[Source data]
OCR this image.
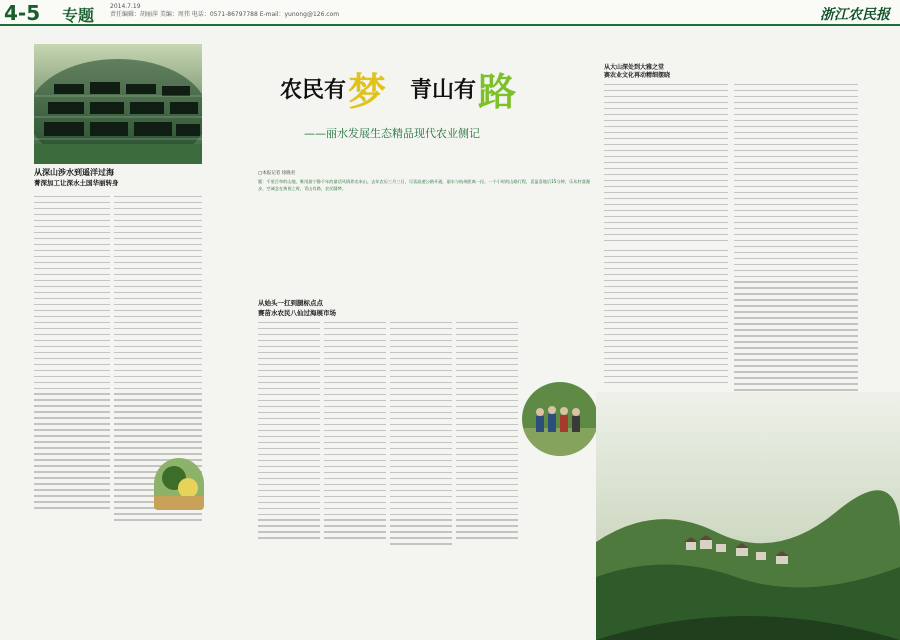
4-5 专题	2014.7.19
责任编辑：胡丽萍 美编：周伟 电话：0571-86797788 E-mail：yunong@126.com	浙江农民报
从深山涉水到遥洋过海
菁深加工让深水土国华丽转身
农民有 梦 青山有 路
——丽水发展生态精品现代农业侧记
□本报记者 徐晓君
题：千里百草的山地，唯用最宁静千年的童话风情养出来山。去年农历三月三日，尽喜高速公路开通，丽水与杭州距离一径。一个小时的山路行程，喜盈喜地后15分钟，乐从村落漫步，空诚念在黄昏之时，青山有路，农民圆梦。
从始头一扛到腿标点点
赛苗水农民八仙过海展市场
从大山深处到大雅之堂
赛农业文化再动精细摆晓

#### DIRECTIONS:
Your copy of the data above should match it exactly, except that pictures are left out.

#### SOLUTION FOR THIS TASK:
OCR this image.
4-5 专题	2014.7.19
责任编辑：胡丽萍 美编：周伟 电话：0571-86797788 E-mail：yunong@126.com	浙江农民报
从深山涉水到遥洋过海
菁深加工让深水土国华丽转身
农民有 梦 青山有 路
——丽水发展生态精品现代农业侧记
□本报记者 徐晓君
题：千里百草的山地，唯用最宁静千年的童话风情养出来山。去年农历三月三日，尽喜高速公路开通，丽水与杭州距离一径。一个小时的山路行程，喜盈喜地后15分钟，乐从村落漫步，空诚念在黄昏之时，青山有路，农民圆梦。
从始头一扛到腿标点点
赛苗水农民八仙过海展市场
从大山深处到大雅之堂
赛农业文化再动精细摆晓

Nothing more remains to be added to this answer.